Write the data out again exactly, dropping any images it holds.

┌─ Dataset

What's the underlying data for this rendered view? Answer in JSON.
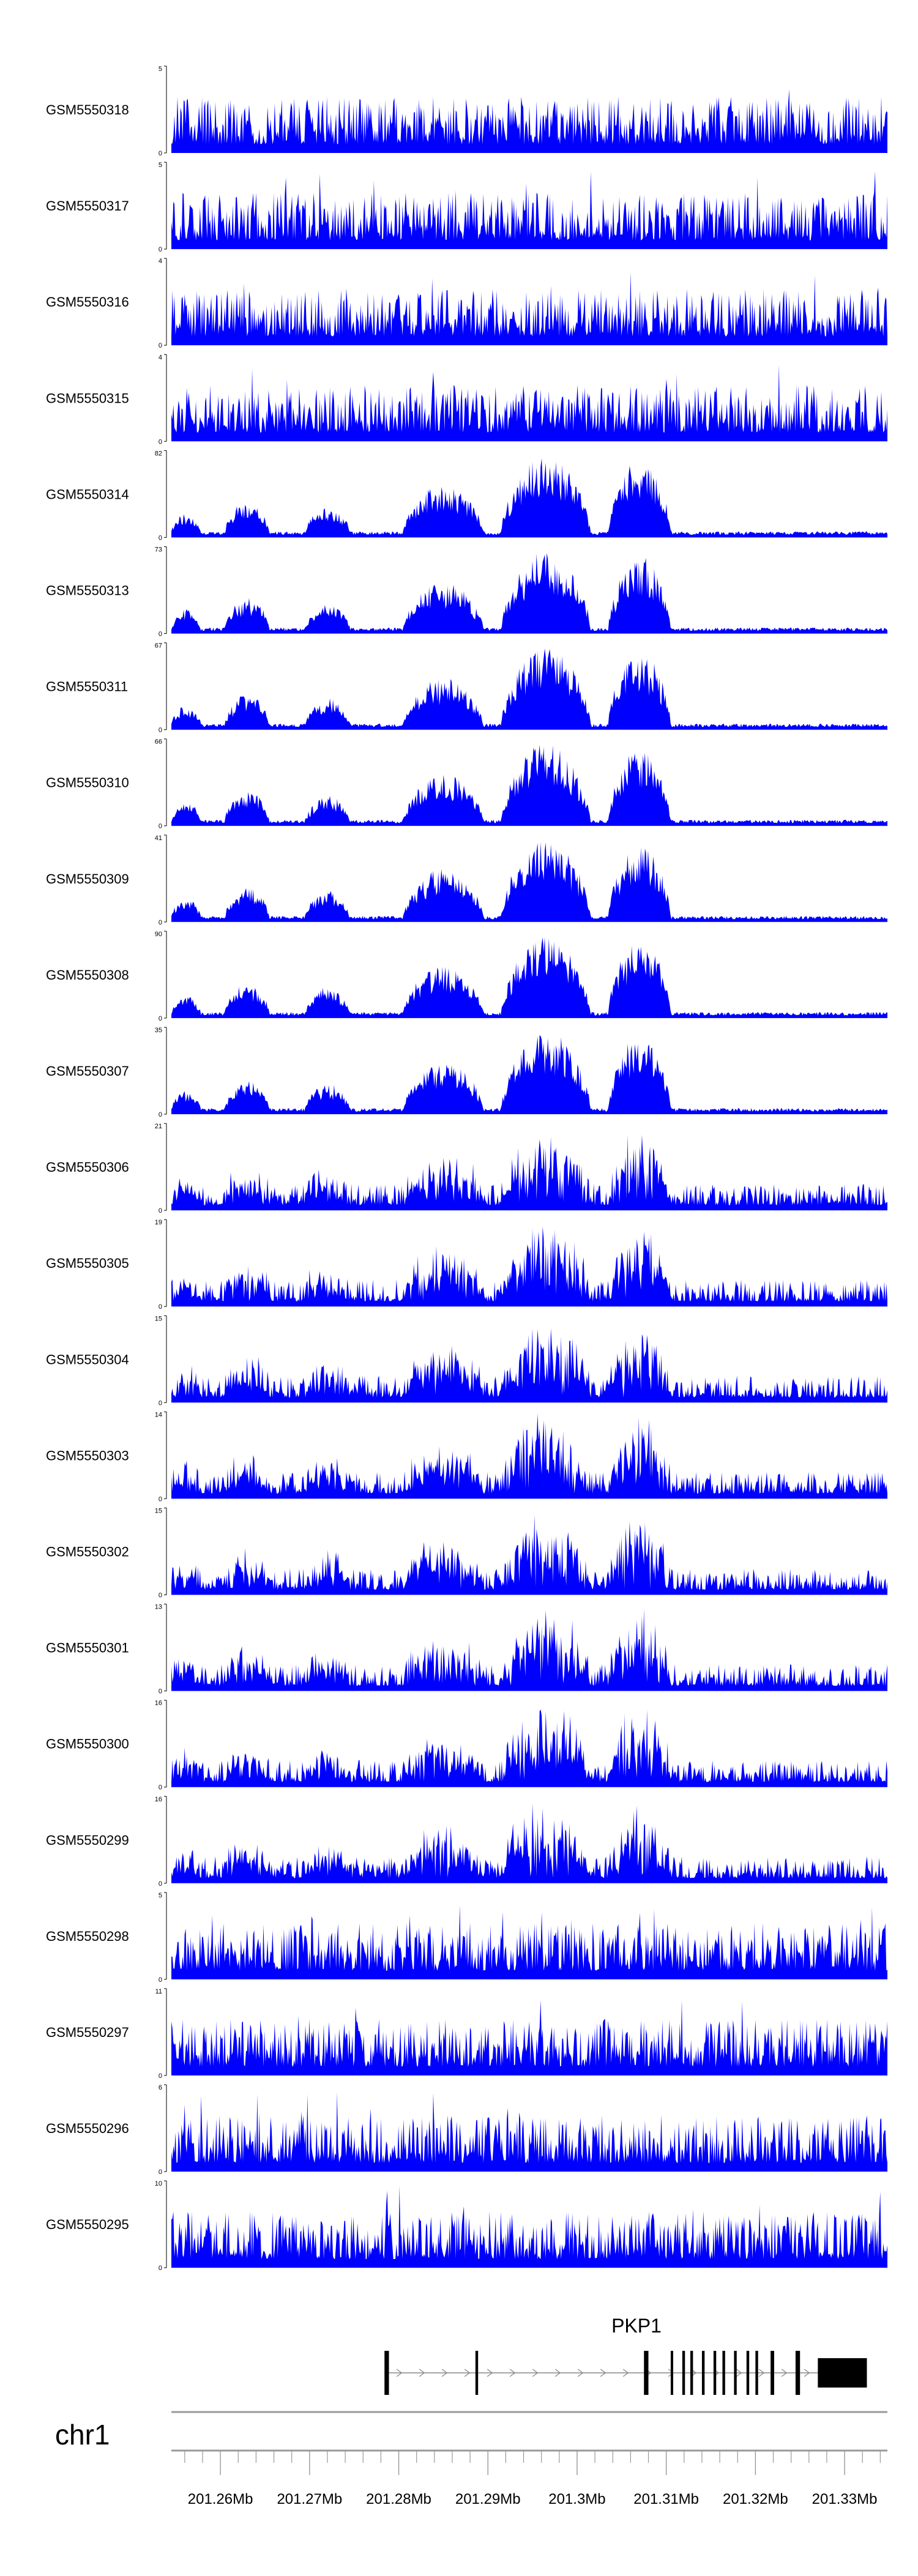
{
  "chart_data": {
    "type": "area",
    "chromosome": "chr1",
    "x_range": [
      201.2545,
      201.3348
    ],
    "x_unit": "Mb",
    "x_ticks": [
      201.26,
      201.27,
      201.28,
      201.29,
      201.3,
      201.31,
      201.32,
      201.33
    ],
    "x_tick_labels": [
      "201.26Mb",
      "201.27Mb",
      "201.28Mb",
      "201.29Mb",
      "201.3Mb",
      "201.31Mb",
      "201.32Mb",
      "201.33Mb"
    ],
    "series_color": "#0000ff",
    "grid": false,
    "tracks": [
      {
        "name": "GSM5550318",
        "ymax": 5,
        "profile": "flat"
      },
      {
        "name": "GSM5550317",
        "ymax": 5,
        "profile": "flat"
      },
      {
        "name": "GSM5550316",
        "ymax": 4,
        "profile": "flat"
      },
      {
        "name": "GSM5550315",
        "ymax": 4,
        "profile": "flat"
      },
      {
        "name": "GSM5550314",
        "ymax": 82,
        "profile": "peaks"
      },
      {
        "name": "GSM5550313",
        "ymax": 73,
        "profile": "peaks"
      },
      {
        "name": "GSM5550311",
        "ymax": 67,
        "profile": "peaks"
      },
      {
        "name": "GSM5550310",
        "ymax": 66,
        "profile": "peaks"
      },
      {
        "name": "GSM5550309",
        "ymax": 41,
        "profile": "peaks"
      },
      {
        "name": "GSM5550308",
        "ymax": 90,
        "profile": "peaks"
      },
      {
        "name": "GSM5550307",
        "ymax": 35,
        "profile": "peaks"
      },
      {
        "name": "GSM5550306",
        "ymax": 21,
        "profile": "mid"
      },
      {
        "name": "GSM5550305",
        "ymax": 19,
        "profile": "mid"
      },
      {
        "name": "GSM5550304",
        "ymax": 15,
        "profile": "mid"
      },
      {
        "name": "GSM5550303",
        "ymax": 14,
        "profile": "mid"
      },
      {
        "name": "GSM5550302",
        "ymax": 15,
        "profile": "mid"
      },
      {
        "name": "GSM5550301",
        "ymax": 13,
        "profile": "mid"
      },
      {
        "name": "GSM5550300",
        "ymax": 16,
        "profile": "mid"
      },
      {
        "name": "GSM5550299",
        "ymax": 16,
        "profile": "mid"
      },
      {
        "name": "GSM5550298",
        "ymax": 5,
        "profile": "flat"
      },
      {
        "name": "GSM5550297",
        "ymax": 11,
        "profile": "flat"
      },
      {
        "name": "GSM5550296",
        "ymax": 6,
        "profile": "flat"
      },
      {
        "name": "GSM5550295",
        "ymax": 10,
        "profile": "flat"
      }
    ],
    "peak_regions": [
      {
        "start": 201.2545,
        "end": 201.2578,
        "level": 0.22
      },
      {
        "start": 201.2605,
        "end": 201.2655,
        "level": 0.35
      },
      {
        "start": 201.2695,
        "end": 201.2745,
        "level": 0.3
      },
      {
        "start": 201.2805,
        "end": 201.2895,
        "level": 0.55
      },
      {
        "start": 201.2915,
        "end": 201.3015,
        "level": 0.9
      },
      {
        "start": 201.3035,
        "end": 201.3105,
        "level": 0.85
      }
    ],
    "gene": {
      "name": "PKP1",
      "strand": "+",
      "start": 201.2784,
      "end": 201.3325,
      "exons": [
        {
          "start": 201.2784,
          "end": 201.2789
        },
        {
          "start": 201.2886,
          "end": 201.2889
        },
        {
          "start": 201.3075,
          "end": 201.308
        },
        {
          "start": 201.3105,
          "end": 201.3107
        },
        {
          "start": 201.3118,
          "end": 201.3121
        },
        {
          "start": 201.3127,
          "end": 201.313
        },
        {
          "start": 201.314,
          "end": 201.3143
        },
        {
          "start": 201.3153,
          "end": 201.3156
        },
        {
          "start": 201.3163,
          "end": 201.3166
        },
        {
          "start": 201.3176,
          "end": 201.3179
        },
        {
          "start": 201.319,
          "end": 201.3193
        },
        {
          "start": 201.32,
          "end": 201.3203
        },
        {
          "start": 201.3217,
          "end": 201.3221
        },
        {
          "start": 201.3245,
          "end": 201.325
        },
        {
          "start": 201.327,
          "end": 201.3325
        }
      ]
    }
  }
}
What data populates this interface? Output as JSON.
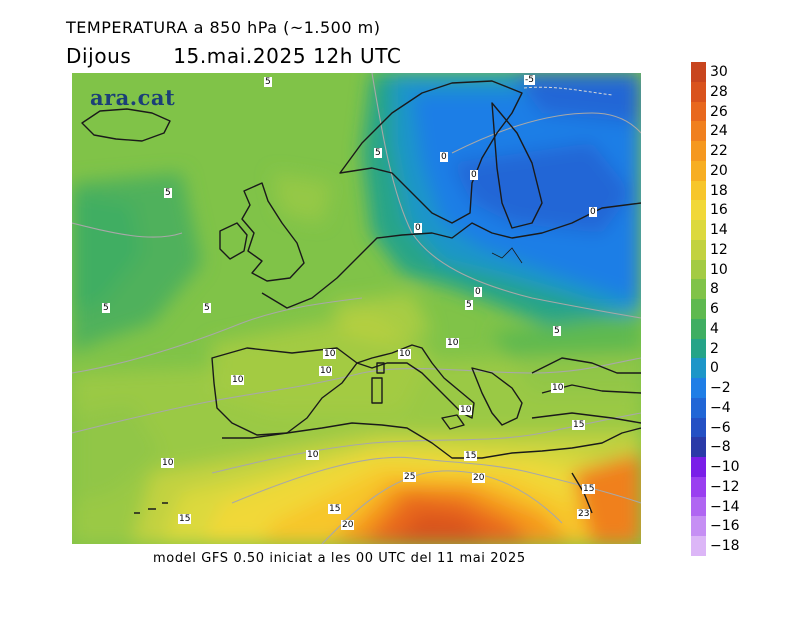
{
  "header": {
    "title": "TEMPERATURA a 850 hPa (~1.500 m)",
    "day": "Dijous",
    "datetime": "15.mai.2025 12h UTC"
  },
  "logo": {
    "text": "ara.cat"
  },
  "footer": {
    "text": "model GFS 0.50 iniciat a les 00 UTC del 11 mai 2025"
  },
  "colorbar": {
    "unit_hint": "",
    "levels": [
      "30",
      "28",
      "26",
      "24",
      "22",
      "20",
      "18",
      "16",
      "14",
      "12",
      "10",
      "8",
      "6",
      "4",
      "2",
      "0",
      "−2",
      "−4",
      "−6",
      "−8",
      "−10",
      "−12",
      "−14",
      "−16",
      "−18"
    ],
    "colors": [
      "#c8451e",
      "#d9531d",
      "#e8681e",
      "#f0801f",
      "#f5981f",
      "#f7ae22",
      "#f7c62b",
      "#f1d838",
      "#dcd93d",
      "#c2d23f",
      "#a3cb43",
      "#80c348",
      "#5eb94f",
      "#3fae62",
      "#25a488",
      "#1d96c8",
      "#1f7ee6",
      "#2166d6",
      "#2450c4",
      "#2a3aa8",
      "#7a1ee8",
      "#9a3ff0",
      "#b066f2",
      "#c68ff4",
      "#dcb6f7"
    ]
  },
  "contour_labels": [
    {
      "text": "5"
    },
    {
      "text": "-5"
    },
    {
      "text": "5"
    },
    {
      "text": "0"
    },
    {
      "text": "0"
    },
    {
      "text": "5"
    },
    {
      "text": "0"
    },
    {
      "text": "0"
    },
    {
      "text": "5"
    },
    {
      "text": "5"
    },
    {
      "text": "0"
    },
    {
      "text": "5"
    },
    {
      "text": "5"
    },
    {
      "text": "10"
    },
    {
      "text": "10"
    },
    {
      "text": "10"
    },
    {
      "text": "10"
    },
    {
      "text": "10"
    },
    {
      "text": "10"
    },
    {
      "text": "10"
    },
    {
      "text": "15"
    },
    {
      "text": "10"
    },
    {
      "text": "10"
    },
    {
      "text": "15"
    },
    {
      "text": "25"
    },
    {
      "text": "20"
    },
    {
      "text": "15"
    },
    {
      "text": "15"
    },
    {
      "text": "15"
    },
    {
      "text": "20"
    },
    {
      "text": "23"
    }
  ]
}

└─

• _Output of the task_:
What's the underlying data for this rendered view? Answer in JSON.
{
  "chart_data": {
    "type": "area",
    "chromosome": "chr1",
    "x_range": [
      201.2545,
      201.3348
    ],
    "x_unit": "Mb",
    "x_ticks": [
      201.26,
      201.27,
      201.28,
      201.29,
      201.3,
      201.31,
      201.32,
      201.33
    ],
    "x_tick_labels": [
      "201.26Mb",
      "201.27Mb",
      "201.28Mb",
      "201.29Mb",
      "201.3Mb",
      "201.31Mb",
      "201.32Mb",
      "201.33Mb"
    ],
    "series_color": "#0000ff",
    "grid": false,
    "tracks": [
      {
        "name": "GSM5550318",
        "ymax": 5,
        "profile": "flat"
      },
      {
        "name": "GSM5550317",
        "ymax": 5,
        "profile": "flat"
      },
      {
        "name": "GSM5550316",
        "ymax": 4,
        "profile": "flat"
      },
      {
        "name": "GSM5550315",
        "ymax": 4,
        "profile": "flat"
      },
      {
        "name": "GSM5550314",
        "ymax": 82,
        "profile": "peaks"
      },
      {
        "name": "GSM5550313",
        "ymax": 73,
        "profile": "peaks"
      },
      {
        "name": "GSM5550311",
        "ymax": 67,
        "profile": "peaks"
      },
      {
        "name": "GSM5550310",
        "ymax": 66,
        "profile": "peaks"
      },
      {
        "name": "GSM5550309",
        "ymax": 41,
        "profile": "peaks"
      },
      {
        "name": "GSM5550308",
        "ymax": 90,
        "profile": "peaks"
      },
      {
        "name": "GSM5550307",
        "ymax": 35,
        "profile": "peaks"
      },
      {
        "name": "GSM5550306",
        "ymax": 21,
        "profile": "mid"
      },
      {
        "name": "GSM5550305",
        "ymax": 19,
        "profile": "mid"
      },
      {
        "name": "GSM5550304",
        "ymax": 15,
        "profile": "mid"
      },
      {
        "name": "GSM5550303",
        "ymax": 14,
        "profile": "mid"
      },
      {
        "name": "GSM5550302",
        "ymax": 15,
        "profile": "mid"
      },
      {
        "name": "GSM5550301",
        "ymax": 13,
        "profile": "mid"
      },
      {
        "name": "GSM5550300",
        "ymax": 16,
        "profile": "mid"
      },
      {
        "name": "GSM5550299",
        "ymax": 16,
        "profile": "mid"
      },
      {
        "name": "GSM5550298",
        "ymax": 5,
        "profile": "flat"
      },
      {
        "name": "GSM5550297",
        "ymax": 11,
        "profile": "flat"
      },
      {
        "name": "GSM5550296",
        "ymax": 6,
        "profile": "flat"
      },
      {
        "name": "GSM5550295",
        "ymax": 10,
        "profile": "flat"
      }
    ],
    "peak_regions": [
      {
        "start": 201.2545,
        "end": 201.2578,
        "level": 0.22
      },
      {
        "start": 201.2605,
        "end": 201.2655,
        "level": 0.35
      },
      {
        "start": 201.2695,
        "end": 201.2745,
        "level": 0.3
      },
      {
        "start": 201.2805,
        "end": 201.2895,
        "level": 0.55
      },
      {
        "start": 201.2915,
        "end": 201.3015,
        "level": 0.9
      },
      {
        "start": 201.3035,
        "end": 201.3105,
        "level": 0.85
      }
    ],
    "gene": {
      "name": "PKP1",
      "strand": "+",
      "start": 201.2784,
      "end": 201.3325,
      "exons": [
        {
          "start": 201.2784,
          "end": 201.2789
        },
        {
          "start": 201.2886,
          "end": 201.2889
        },
        {
          "start": 201.3075,
          "end": 201.308
        },
        {
          "start": 201.3105,
          "end": 201.3107
        },
        {
          "start": 201.3118,
          "end": 201.3121
        },
        {
          "start": 201.3127,
          "end": 201.313
        },
        {
          "start": 201.314,
          "end": 201.3143
        },
        {
          "start": 201.3153,
          "end": 201.3156
        },
        {
          "start": 201.3163,
          "end": 201.3166
        },
        {
          "start": 201.3176,
          "end": 201.3179
        },
        {
          "start": 201.319,
          "end": 201.3193
        },
        {
          "start": 201.32,
          "end": 201.3203
        },
        {
          "start": 201.3217,
          "end": 201.3221
        },
        {
          "start": 201.3245,
          "end": 201.325
        },
        {
          "start": 201.327,
          "end": 201.3325
        }
      ]
    }
  }
}
What data populates this interface? Output as JSON.
{
  "header": {
    "title": "TEMPERATURA a 850 hPa (~1.500 m)",
    "day": "Dijous",
    "datetime": "15.mai.2025 12h UTC"
  },
  "logo": {
    "text": "ara.cat"
  },
  "footer": {
    "text": "model GFS 0.50 iniciat a les 00 UTC del 11 mai 2025"
  },
  "colorbar": {
    "unit_hint": "",
    "levels": [
      "30",
      "28",
      "26",
      "24",
      "22",
      "20",
      "18",
      "16",
      "14",
      "12",
      "10",
      "8",
      "6",
      "4",
      "2",
      "0",
      "−2",
      "−4",
      "−6",
      "−8",
      "−10",
      "−12",
      "−14",
      "−16",
      "−18"
    ],
    "colors": [
      "#c8451e",
      "#d9531d",
      "#e8681e",
      "#f0801f",
      "#f5981f",
      "#f7ae22",
      "#f7c62b",
      "#f1d838",
      "#dcd93d",
      "#c2d23f",
      "#a3cb43",
      "#80c348",
      "#5eb94f",
      "#3fae62",
      "#25a488",
      "#1d96c8",
      "#1f7ee6",
      "#2166d6",
      "#2450c4",
      "#2a3aa8",
      "#7a1ee8",
      "#9a3ff0",
      "#b066f2",
      "#c68ff4",
      "#dcb6f7"
    ]
  },
  "contour_labels": [
    {
      "text": "5"
    },
    {
      "text": "-5"
    },
    {
      "text": "5"
    },
    {
      "text": "0"
    },
    {
      "text": "0"
    },
    {
      "text": "5"
    },
    {
      "text": "0"
    },
    {
      "text": "0"
    },
    {
      "text": "5"
    },
    {
      "text": "5"
    },
    {
      "text": "0"
    },
    {
      "text": "5"
    },
    {
      "text": "5"
    },
    {
      "text": "10"
    },
    {
      "text": "10"
    },
    {
      "text": "10"
    },
    {
      "text": "10"
    },
    {
      "text": "10"
    },
    {
      "text": "10"
    },
    {
      "text": "10"
    },
    {
      "text": "15"
    },
    {
      "text": "10"
    },
    {
      "text": "10"
    },
    {
      "text": "15"
    },
    {
      "text": "25"
    },
    {
      "text": "20"
    },
    {
      "text": "15"
    },
    {
      "text": "15"
    },
    {
      "text": "15"
    },
    {
      "text": "20"
    },
    {
      "text": "23"
    }
  ]
}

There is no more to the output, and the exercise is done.